Requirements —
Out of all the lines below, count those with the word "ordinary". Give the number only.

#### Exercise inputs ####

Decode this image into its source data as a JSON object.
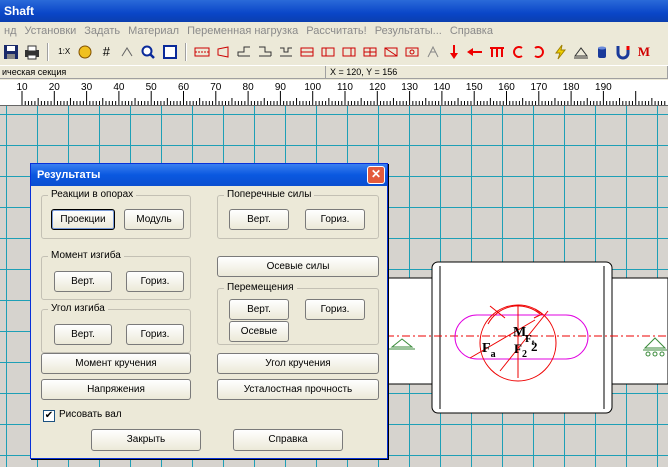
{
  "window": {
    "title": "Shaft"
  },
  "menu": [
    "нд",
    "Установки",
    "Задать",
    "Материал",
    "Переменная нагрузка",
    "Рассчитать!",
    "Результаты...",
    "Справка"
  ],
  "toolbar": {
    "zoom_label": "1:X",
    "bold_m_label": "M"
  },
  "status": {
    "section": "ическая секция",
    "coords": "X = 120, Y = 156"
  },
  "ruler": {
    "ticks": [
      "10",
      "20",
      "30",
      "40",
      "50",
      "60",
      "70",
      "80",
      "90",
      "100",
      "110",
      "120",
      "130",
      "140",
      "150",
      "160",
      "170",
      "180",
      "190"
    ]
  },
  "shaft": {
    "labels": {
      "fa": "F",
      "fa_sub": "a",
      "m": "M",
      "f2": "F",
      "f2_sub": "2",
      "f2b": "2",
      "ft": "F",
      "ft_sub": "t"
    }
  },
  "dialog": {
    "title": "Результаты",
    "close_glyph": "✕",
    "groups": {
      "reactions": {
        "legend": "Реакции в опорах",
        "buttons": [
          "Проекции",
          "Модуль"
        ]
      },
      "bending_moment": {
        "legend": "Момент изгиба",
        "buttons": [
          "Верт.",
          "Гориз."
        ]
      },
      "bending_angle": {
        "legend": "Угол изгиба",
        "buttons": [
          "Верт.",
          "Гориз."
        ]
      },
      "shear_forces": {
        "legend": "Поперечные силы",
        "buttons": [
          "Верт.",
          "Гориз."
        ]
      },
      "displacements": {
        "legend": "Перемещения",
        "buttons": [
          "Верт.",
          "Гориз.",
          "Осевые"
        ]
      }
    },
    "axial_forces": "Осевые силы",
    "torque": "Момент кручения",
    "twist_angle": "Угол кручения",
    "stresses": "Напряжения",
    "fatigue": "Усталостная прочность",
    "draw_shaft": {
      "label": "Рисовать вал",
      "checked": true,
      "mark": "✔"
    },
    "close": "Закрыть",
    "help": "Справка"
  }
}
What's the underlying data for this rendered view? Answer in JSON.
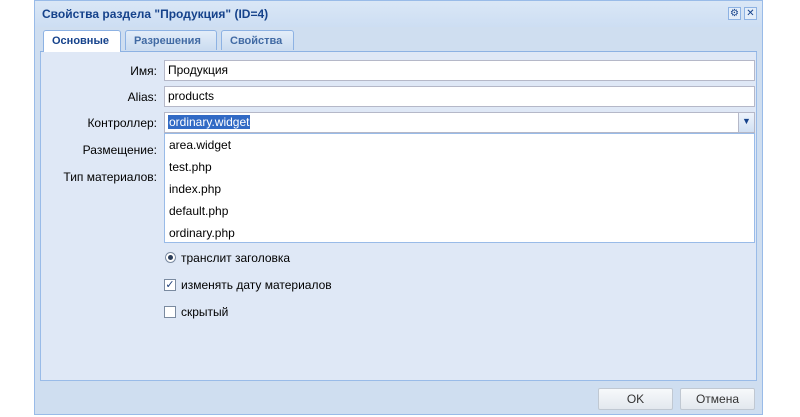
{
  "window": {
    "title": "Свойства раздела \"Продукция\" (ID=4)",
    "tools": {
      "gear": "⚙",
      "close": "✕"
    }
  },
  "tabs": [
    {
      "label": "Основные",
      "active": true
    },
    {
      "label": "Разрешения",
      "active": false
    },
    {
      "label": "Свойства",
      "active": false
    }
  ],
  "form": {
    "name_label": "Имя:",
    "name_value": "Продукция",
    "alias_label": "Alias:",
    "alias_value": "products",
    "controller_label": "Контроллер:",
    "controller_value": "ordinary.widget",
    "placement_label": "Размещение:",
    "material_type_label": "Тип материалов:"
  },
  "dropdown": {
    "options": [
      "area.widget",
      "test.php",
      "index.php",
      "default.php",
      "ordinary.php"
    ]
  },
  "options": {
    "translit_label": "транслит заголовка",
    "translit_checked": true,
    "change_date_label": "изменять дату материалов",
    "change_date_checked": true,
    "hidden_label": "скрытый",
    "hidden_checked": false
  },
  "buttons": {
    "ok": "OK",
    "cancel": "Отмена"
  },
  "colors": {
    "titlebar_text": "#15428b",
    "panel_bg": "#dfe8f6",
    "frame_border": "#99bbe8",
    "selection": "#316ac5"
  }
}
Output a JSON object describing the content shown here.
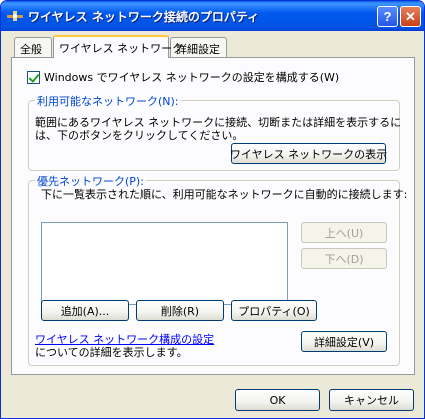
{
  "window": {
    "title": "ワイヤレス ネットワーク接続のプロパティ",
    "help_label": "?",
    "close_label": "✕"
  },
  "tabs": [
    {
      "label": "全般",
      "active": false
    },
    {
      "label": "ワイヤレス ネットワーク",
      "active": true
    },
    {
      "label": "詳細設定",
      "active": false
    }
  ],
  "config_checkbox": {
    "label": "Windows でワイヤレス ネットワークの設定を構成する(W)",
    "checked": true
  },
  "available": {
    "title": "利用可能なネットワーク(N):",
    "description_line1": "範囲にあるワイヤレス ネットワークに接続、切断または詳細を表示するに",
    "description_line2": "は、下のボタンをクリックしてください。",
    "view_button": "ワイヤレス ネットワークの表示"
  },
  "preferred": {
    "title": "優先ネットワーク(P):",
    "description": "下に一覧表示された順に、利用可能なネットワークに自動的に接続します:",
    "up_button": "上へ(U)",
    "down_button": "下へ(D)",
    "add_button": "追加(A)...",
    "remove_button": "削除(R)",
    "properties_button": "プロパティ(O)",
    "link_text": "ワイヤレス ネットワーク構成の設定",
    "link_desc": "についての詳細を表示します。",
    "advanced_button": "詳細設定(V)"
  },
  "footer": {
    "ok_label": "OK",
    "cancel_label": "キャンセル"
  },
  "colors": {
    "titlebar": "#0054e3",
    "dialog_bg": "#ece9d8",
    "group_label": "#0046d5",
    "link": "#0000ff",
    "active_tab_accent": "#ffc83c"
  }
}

####
#### Exercise inputs ####

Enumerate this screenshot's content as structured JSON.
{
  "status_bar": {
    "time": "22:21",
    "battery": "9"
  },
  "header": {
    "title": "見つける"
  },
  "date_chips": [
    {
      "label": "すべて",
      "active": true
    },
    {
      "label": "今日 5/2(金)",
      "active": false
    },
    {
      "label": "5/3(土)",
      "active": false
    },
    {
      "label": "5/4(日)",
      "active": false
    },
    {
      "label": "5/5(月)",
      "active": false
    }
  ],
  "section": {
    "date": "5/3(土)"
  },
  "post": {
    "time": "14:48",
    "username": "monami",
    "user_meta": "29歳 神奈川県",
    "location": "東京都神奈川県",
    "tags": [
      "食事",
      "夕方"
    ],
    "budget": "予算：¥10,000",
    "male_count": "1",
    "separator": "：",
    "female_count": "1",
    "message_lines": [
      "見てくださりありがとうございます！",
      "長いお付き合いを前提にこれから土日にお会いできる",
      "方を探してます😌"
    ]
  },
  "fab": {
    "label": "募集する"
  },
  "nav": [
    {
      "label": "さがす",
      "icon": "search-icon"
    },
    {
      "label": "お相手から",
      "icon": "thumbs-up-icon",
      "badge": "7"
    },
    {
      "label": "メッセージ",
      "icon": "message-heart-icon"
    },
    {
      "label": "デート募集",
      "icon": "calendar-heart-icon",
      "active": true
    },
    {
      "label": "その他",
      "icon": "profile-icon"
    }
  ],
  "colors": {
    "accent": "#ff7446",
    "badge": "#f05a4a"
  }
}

####

Worked answer —
2